Dataset records:
## BEGIN

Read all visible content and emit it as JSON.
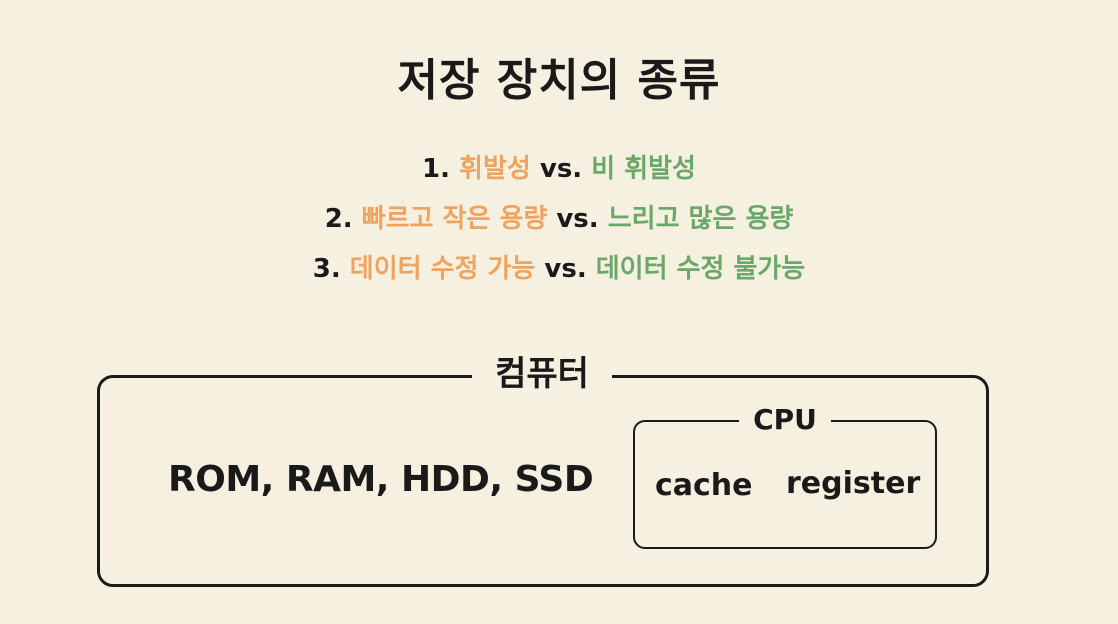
{
  "title": "저장 장치의 종류",
  "colors": {
    "volatile": "#f0a35f",
    "nonvolatile": "#6aa86a",
    "text": "#1a1a1a",
    "background": "#f6f0e0"
  },
  "comparisons": [
    {
      "number": "1.",
      "left": "휘발성",
      "vs": "vs.",
      "right": "비 휘발성"
    },
    {
      "number": "2.",
      "left": "빠르고 작은 용량",
      "vs": "vs.",
      "right": "느리고 많은 용량"
    },
    {
      "number": "3.",
      "left": "데이터 수정 가능",
      "vs": "vs.",
      "right": "데이터 수정 불가능"
    }
  ],
  "computer": {
    "label": "컴퓨터",
    "devices": "ROM, RAM, HDD, SSD",
    "cpu": {
      "label": "CPU",
      "items": [
        "cache",
        "register"
      ]
    }
  }
}
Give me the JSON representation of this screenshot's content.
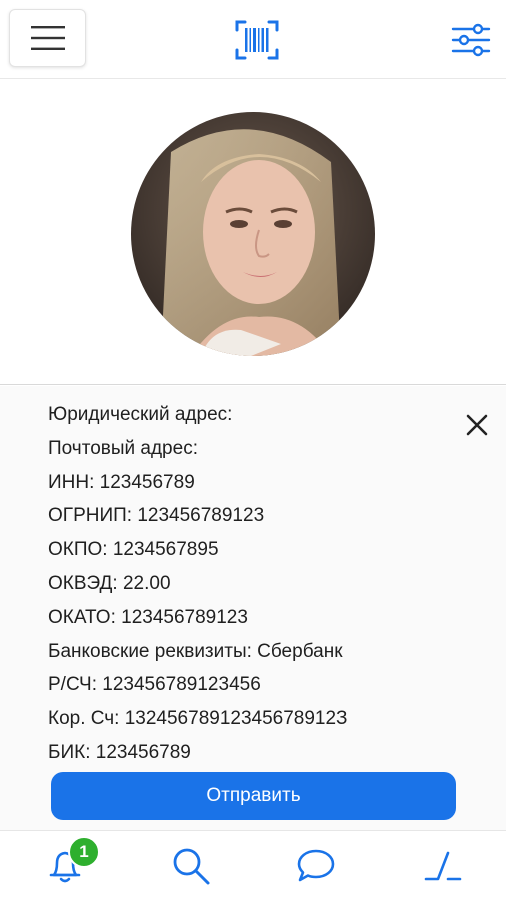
{
  "profile": {
    "fields": [
      "Юридический адрес:",
      "Почтовый адрес:",
      "ИНН: 123456789",
      "ОГРНИП: 123456789123",
      "ОКПО: 1234567895",
      "ОКВЭД: 22.00",
      "ОКАТО: 123456789123",
      "Банковские реквизиты: Сбербанк",
      "Р/СЧ: 123456789123456",
      "Кор. Сч: 13245678912345678912З",
      "БИК: 123456789"
    ]
  },
  "actions": {
    "submit_label": "Отправить"
  },
  "bottom_nav": {
    "notifications_badge": "1"
  },
  "icons": {
    "menu": "hamburger-icon",
    "barcode": "barcode-scan-icon",
    "filter": "filter-sliders-icon",
    "close": "close-icon",
    "bell": "bell-icon",
    "search": "search-icon",
    "chat": "chat-icon",
    "signal": "signal-step-icon"
  },
  "colors": {
    "accent": "#1a73e8",
    "badge": "#2eaf2e"
  }
}
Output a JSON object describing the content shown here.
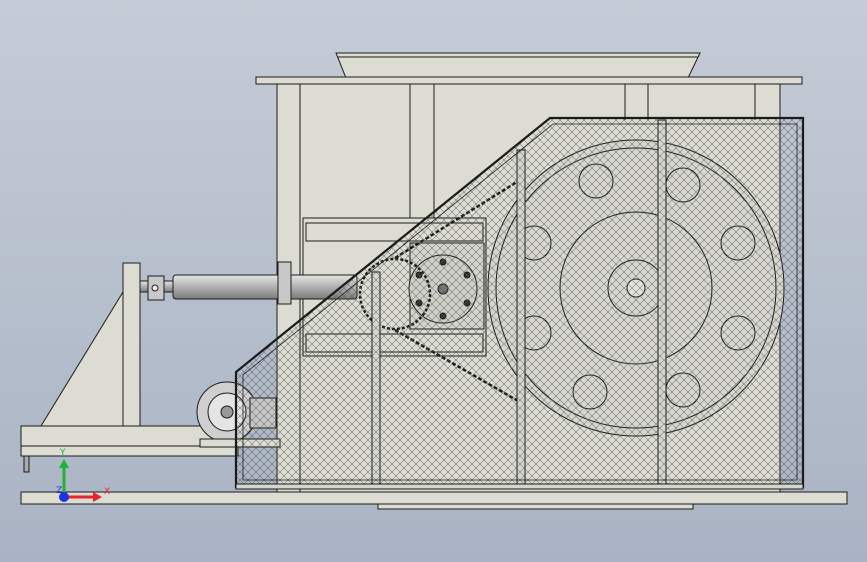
{
  "viewport": {
    "background_top": "#c5ccd7",
    "background_bottom": "#a9b3c3"
  },
  "model": {
    "body_color": "#dcdcd2",
    "line_color": "#1b1b1b",
    "mesh_color": "#505050",
    "cylinder_color": "#b9b9b9"
  },
  "triad": {
    "x_label": "X",
    "y_label": "Y",
    "z_label": "Z",
    "x_color": "#e3262e",
    "y_color": "#21b331",
    "z_color": "#1d34e0"
  }
}
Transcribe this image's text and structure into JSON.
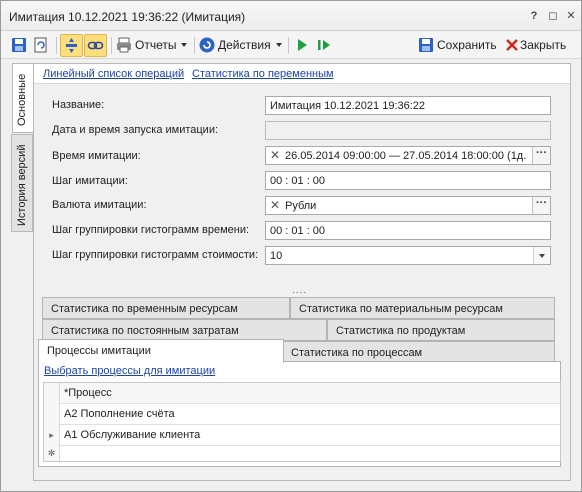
{
  "window": {
    "title": "Имитация 10.12.2021 19:36:22 (Имитация)",
    "help": "?",
    "restore": "◻",
    "close": "✕"
  },
  "toolbar": {
    "reports_label": "Отчеты",
    "actions_label": "Действия",
    "save_label": "Сохранить",
    "close_label": "Закрыть"
  },
  "side_tabs": {
    "main": "Основные",
    "history": "История версий"
  },
  "links": {
    "ops": "Линейный список операций",
    "stats": "Статистика по переменным"
  },
  "form": {
    "name_label": "Название:",
    "name_value": "Имитация 10.12.2021 19:36:22",
    "start_label": "Дата и время запуска имитации:",
    "start_value": "",
    "time_label": "Время имитации:",
    "time_value": "26.05.2014 09:00:00 — 27.05.2014 18:00:00 (1д.",
    "step_label": "Шаг имитации:",
    "step_value": "00 : 01 : 00",
    "currency_label": "Валюта имитации:",
    "currency_value": "Рубли",
    "hist_time_label": "Шаг группировки гистограмм времени:",
    "hist_time_value": "00 : 01 : 00",
    "hist_cost_label": "Шаг группировки гистограмм стоимости:",
    "hist_cost_value": "10"
  },
  "splitter_grip": "....",
  "stat_tabs": {
    "time_resources": "Статистика по временным ресурсам",
    "material_resources": "Статистика по материальным ресурсам",
    "fixed_costs": "Статистика по постоянным затратам",
    "products": "Статистика по продуктам",
    "processes_sim": "Процессы имитации",
    "processes_stats": "Статистика по процессам"
  },
  "panel": {
    "select_link": "Выбрать процессы для имитации",
    "column_header": "*Процесс",
    "rows": [
      {
        "name": "А2 Пополнение счёта"
      },
      {
        "name": "А1 Обслуживание клиента"
      }
    ],
    "current_row_marker": "▸",
    "new_row_marker": "✻"
  },
  "colors": {
    "link": "#1a42b5",
    "active_toggle": "#fdde7c",
    "save_icon": "#2a62c8",
    "close_icon": "#d8251c",
    "play_icon": "#1fa040"
  }
}
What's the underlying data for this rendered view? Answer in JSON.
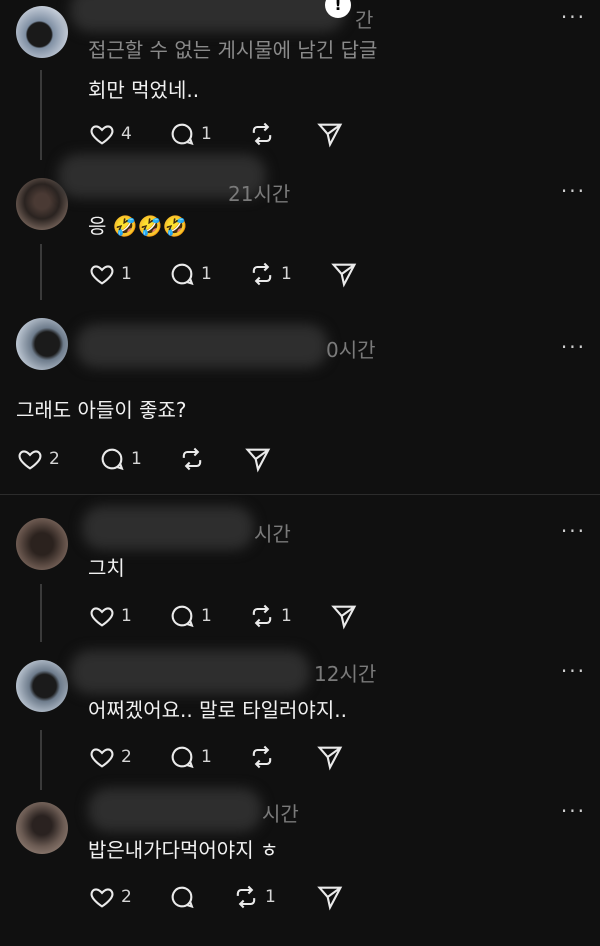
{
  "colors": {
    "background": "#101010",
    "text": "#f1f1f1",
    "muted": "#8a8a8a"
  },
  "more_label": "···",
  "posts": [
    {
      "time": "간",
      "sub": "접근할 수 없는 게시물에 남긴 답글",
      "text": "회만 먹었네..",
      "likes": "4",
      "replies": "1",
      "reposts": ""
    },
    {
      "time": "21시간",
      "sub": "",
      "text": "응 🤣🤣🤣",
      "likes": "1",
      "replies": "1",
      "reposts": "1"
    },
    {
      "time": "0시간",
      "sub": "",
      "text": "그래도 아들이 좋죠?",
      "likes": "2",
      "replies": "1",
      "reposts": ""
    },
    {
      "time": "시간",
      "sub": "",
      "text": "그치",
      "likes": "1",
      "replies": "1",
      "reposts": "1"
    },
    {
      "time": "12시간",
      "sub": "",
      "text": "어쩌겠어요.. 말로 타일러야지..",
      "likes": "2",
      "replies": "1",
      "reposts": ""
    },
    {
      "time": "시간",
      "sub": "",
      "text": "밥은내가다먹어야지 ㅎ",
      "likes": "2",
      "replies": "",
      "reposts": "1"
    }
  ]
}
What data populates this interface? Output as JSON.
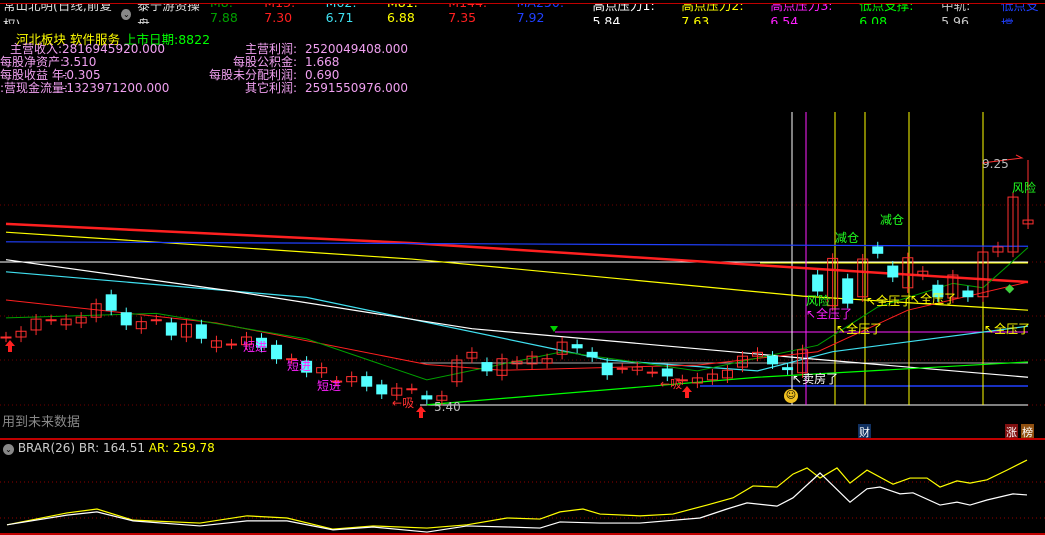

## END

## AIM OF THE EXERCISE
Take each line containing the string "Имитация" and copy it out.

## WORKED ANSWER
    "title": "Имитация 10.12.2021 19:36:22 (Имитация)",
    "name_value": "Имитация 10.12.2021 19:36:22",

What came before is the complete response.